== Exercise instructions ==
Below are the records. Gather each line that holds "band".

== Provided material ==
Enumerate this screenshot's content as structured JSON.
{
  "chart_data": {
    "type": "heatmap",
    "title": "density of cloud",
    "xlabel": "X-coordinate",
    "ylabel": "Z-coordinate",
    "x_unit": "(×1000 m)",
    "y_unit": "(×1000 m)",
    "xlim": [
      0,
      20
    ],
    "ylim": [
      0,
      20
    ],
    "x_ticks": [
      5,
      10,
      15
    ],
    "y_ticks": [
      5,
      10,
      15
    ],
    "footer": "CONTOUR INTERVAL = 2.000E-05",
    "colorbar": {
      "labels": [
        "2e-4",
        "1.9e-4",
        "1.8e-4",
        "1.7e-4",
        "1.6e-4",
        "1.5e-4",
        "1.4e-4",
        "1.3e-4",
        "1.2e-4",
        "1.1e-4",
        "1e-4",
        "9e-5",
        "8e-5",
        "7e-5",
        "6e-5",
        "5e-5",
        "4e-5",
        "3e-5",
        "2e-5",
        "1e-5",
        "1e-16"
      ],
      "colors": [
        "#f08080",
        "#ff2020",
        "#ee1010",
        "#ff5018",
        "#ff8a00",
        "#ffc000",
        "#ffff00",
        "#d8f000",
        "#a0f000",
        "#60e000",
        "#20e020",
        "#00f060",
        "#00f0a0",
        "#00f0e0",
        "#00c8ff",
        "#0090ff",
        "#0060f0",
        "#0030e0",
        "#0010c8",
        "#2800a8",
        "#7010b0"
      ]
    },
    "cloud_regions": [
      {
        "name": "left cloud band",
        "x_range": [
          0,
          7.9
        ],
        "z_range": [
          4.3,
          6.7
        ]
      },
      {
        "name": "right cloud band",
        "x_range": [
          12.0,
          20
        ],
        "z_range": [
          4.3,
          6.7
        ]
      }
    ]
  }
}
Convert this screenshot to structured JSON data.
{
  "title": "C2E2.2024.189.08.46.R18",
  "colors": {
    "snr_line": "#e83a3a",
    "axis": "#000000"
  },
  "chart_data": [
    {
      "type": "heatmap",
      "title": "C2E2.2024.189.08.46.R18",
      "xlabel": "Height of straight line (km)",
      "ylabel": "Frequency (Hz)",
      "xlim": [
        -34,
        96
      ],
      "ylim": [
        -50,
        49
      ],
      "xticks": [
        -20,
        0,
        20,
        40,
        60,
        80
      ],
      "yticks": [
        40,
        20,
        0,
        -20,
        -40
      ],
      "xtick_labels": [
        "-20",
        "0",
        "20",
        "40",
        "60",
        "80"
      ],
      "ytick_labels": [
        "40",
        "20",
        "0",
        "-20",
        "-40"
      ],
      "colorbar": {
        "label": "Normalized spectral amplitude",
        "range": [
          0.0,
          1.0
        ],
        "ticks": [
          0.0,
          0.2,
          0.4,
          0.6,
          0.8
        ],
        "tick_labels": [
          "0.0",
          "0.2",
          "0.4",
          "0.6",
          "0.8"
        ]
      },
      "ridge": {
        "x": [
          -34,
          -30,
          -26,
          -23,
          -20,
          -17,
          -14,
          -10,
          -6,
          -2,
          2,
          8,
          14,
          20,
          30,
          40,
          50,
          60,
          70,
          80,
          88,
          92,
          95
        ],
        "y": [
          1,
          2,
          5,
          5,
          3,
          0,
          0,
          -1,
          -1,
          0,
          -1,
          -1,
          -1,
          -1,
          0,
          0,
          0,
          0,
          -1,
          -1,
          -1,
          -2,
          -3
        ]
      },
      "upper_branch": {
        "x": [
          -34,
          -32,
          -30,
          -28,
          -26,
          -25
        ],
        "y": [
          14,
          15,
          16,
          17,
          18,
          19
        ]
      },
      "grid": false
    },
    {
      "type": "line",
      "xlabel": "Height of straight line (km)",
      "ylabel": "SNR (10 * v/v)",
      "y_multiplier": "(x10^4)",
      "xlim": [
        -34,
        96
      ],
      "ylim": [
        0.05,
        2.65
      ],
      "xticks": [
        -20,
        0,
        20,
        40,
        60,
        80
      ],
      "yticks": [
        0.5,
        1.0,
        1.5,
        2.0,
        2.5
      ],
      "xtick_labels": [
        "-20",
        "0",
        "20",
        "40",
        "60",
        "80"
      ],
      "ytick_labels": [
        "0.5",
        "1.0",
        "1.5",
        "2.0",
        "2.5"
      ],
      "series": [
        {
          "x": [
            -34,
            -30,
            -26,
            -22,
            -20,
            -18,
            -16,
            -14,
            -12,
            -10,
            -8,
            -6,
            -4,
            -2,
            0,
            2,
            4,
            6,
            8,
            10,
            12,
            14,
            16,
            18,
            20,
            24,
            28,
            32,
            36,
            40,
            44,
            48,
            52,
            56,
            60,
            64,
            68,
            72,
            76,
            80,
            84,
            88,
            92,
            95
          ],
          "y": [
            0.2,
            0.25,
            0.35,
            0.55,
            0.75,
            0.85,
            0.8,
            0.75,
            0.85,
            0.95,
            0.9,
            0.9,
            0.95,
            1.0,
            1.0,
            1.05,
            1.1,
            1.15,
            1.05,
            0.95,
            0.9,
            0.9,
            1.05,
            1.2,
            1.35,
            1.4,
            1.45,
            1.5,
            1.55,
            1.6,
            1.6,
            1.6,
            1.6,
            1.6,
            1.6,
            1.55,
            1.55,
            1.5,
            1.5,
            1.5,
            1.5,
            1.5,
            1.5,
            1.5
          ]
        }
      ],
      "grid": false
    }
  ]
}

== Written reply ==
        "name": "left cloud band",
        "name": "right cloud band",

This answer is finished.